Please transcribe the passage below about Lex Luthor and the Martian Manhunter word for word, from its first sentence to its last.

SELECTION:
####################

All of this, being previously unremembered by all parties, emerges as perfectly plausible, fitting between the pages of what we knew previously. I'm not sure how this coincides with Steve Orlando's apparent new origin of Martian Manhunter in his recent miniseries, but the details that Snyder adds here help smooth out the strange coincidences in this day and age of J'onn surviving the death of his population and then also being the one inadvertently teleported to Earth.

Moreover, all of this gives Lex Luthor much more motivation in Snyder's wild story than simply a grab for power. It has not been particularly clear why Lex was doing what he was doing, though clearly Snyder's planned the deeper intentions from the start; also we now better understand the discrepancy between Lionel Luthor, historically not a scientist, and the one previously mentioned in this book. (I also appreciated, in Justice League Vol. 2: Graveyard of the Gods, how Snyder suggests that Luthor's strange hero phase toward the end of Geoff Johns' Justice League run can also be explained as in pursuit of these same goals.)

We now understand Lex's quest for the Totality, and the goddess Perpetua within it, is personal, the answer to childhood mysteries and the reversal of childhood failures. To an extent, Lex becomes the hero, the character here with specific goals (even if ultimately to use the Totality for ill), while the Justice League is simply playing catch-up and trying to mitigate the fallout. It makes the villain as interesting as the heroes, if not more so.

On top of that, we find that a once-benevolent Lex previously saved the Martian Manhunter's young life. In the main I prefer Lex Luthor as a Superman villain; pairings of Lex with Batman, while fun on occasion, seem to me largely a misunderstanding or repudiation of Superman as not being equal to Lex's mental prowess, which I think is incorrect. I don't accuse Snyder or Tynion of that, however; rather, if anything, positing Lex had an early encounter with an alien that disrupted his life fits perfectly into explaining his later reflexive hatred of Superman. So I can make an exception this time, and also this further complicates Lex in the story — not only do we find that he has nuanced reasons for doing what he's doing, but also there's a tragic friendship between the villains and heroes (a la Hal Jordan and Sinestro) — even if said hero is not Superman.

####################

STORED DATA:
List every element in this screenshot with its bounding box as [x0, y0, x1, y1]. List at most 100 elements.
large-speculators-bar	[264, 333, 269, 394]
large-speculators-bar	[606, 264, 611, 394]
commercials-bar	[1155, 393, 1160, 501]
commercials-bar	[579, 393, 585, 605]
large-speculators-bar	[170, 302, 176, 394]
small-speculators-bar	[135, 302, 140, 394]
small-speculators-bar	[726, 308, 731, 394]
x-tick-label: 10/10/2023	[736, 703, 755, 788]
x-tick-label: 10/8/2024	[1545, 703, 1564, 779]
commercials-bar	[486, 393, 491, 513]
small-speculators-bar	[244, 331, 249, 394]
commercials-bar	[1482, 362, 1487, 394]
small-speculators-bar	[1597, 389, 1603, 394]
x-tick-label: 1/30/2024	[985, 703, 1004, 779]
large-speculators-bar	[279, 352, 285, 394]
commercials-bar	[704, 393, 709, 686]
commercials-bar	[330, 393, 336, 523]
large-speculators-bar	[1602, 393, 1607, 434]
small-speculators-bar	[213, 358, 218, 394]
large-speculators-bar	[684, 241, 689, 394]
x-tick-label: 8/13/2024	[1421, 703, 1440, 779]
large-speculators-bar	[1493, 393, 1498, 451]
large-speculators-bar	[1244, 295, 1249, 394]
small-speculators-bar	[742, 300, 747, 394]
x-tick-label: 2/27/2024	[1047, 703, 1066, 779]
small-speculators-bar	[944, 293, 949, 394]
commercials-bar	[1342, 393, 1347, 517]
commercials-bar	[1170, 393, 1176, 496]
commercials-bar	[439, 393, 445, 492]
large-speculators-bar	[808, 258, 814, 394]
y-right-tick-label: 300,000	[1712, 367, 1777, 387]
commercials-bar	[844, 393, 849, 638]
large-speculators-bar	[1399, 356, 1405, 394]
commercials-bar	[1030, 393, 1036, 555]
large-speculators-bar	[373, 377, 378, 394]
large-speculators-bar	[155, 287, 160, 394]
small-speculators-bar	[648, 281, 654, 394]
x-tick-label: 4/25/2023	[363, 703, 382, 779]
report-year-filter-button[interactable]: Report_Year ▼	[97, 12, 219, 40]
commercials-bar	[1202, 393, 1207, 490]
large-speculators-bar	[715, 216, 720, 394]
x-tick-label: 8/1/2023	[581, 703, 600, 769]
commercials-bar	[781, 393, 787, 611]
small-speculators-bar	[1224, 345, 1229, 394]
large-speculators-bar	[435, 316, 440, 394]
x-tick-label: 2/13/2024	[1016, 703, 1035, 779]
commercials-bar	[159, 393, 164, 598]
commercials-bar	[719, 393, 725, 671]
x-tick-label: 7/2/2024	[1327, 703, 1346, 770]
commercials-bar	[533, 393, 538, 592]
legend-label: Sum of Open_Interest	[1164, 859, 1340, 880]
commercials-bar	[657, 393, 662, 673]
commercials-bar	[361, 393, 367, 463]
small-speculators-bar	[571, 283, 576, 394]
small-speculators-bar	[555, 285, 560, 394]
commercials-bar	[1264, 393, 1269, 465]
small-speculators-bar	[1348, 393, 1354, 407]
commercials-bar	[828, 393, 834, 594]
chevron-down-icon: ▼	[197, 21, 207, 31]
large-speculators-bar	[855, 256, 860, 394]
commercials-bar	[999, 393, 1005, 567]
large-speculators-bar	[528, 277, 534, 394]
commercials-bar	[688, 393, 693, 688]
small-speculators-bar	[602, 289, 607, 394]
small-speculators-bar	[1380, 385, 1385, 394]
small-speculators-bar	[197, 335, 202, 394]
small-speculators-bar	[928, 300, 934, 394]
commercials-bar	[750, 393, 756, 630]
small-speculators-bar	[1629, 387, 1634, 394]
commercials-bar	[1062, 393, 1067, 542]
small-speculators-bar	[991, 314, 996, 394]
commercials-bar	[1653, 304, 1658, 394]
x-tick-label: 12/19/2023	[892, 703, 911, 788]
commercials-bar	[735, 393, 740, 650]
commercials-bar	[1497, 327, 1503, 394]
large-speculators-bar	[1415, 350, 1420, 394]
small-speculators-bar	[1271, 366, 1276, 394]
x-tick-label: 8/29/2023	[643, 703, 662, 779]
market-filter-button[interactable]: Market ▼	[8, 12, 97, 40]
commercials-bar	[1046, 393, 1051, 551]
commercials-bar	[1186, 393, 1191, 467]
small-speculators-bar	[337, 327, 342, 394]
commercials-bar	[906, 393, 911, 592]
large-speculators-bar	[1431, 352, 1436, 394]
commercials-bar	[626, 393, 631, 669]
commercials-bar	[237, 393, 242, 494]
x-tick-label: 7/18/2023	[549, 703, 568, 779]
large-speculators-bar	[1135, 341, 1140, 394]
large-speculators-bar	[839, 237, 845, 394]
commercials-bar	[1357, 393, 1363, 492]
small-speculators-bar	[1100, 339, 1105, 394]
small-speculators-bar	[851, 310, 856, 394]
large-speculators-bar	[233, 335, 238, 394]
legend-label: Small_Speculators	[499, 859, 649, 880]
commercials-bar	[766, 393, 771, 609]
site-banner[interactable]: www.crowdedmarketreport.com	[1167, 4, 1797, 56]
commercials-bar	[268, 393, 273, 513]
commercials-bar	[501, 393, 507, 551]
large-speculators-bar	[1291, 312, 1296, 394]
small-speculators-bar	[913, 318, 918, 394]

####################

CORRECT RESPONSE:
All of this, being previously unremembered by all parties, emerges as perfectly plausible, fitting between the pages of what we knew previously. I'm not sure how this coincides with Steve Orlando's apparent new origin of Martian Manhunter in his recent miniseries, but the details that Snyder adds here help smooth out the strange coincidences in this day and age of J'onn surviving the death of his population and then also being the one inadvertently teleported to Earth.

Moreover, all of this gives Lex Luthor much more motivation in Snyder's wild story than simply a grab for power. It has not been particularly clear why Lex was doing what he was doing, though clearly Snyder's planned the deeper intentions from the start; also we now better understand the discrepancy between Lionel Luthor, historically not a scientist, and the one previously mentioned in this book. (I also appreciated, in Justice League Vol. 2: Graveyard of the Gods, how Snyder suggests that Luthor's strange hero phase toward the end of Geoff Johns' Justice League run can also be explained as in pursuit of these same goals.)

We now understand Lex's quest for the Totality, and the goddess Perpetua within it, is personal, the answer to childhood mysteries and the reversal of childhood failures. To an extent, Lex becomes the hero, the character here with specific goals (even if ultimately to use the Totality for ill), while the Justice League is simply playing catch-up and trying to mitigate the fallout. It makes the villain as interesting as the heroes, if not more so.

On top of that, we find that a once-benevolent Lex previously saved the Martian Manhunter's young life. In the main I prefer Lex Luthor as a Superman villain; pairings of Lex with Batman, while fun on occasion, seem to me largely a misunderstanding or repudiation of Superman as not being equal to Lex's mental prowess, which I think is incorrect. I don't accuse Snyder or Tynion of that, however; rather, if anything, positing Lex had an early encounter with an alien that disrupted his life fits perfectly into explaining his later reflexive hatred of Superman. So I can make an exception this time, and also this further complicates Lex in the story — not only do we find that he has nuanced reasons for doing what he's doing, but also there's a tragic friendship between the villains and heroes (a la Hal Jordan and Sinestro) — even if said hero is not Superman.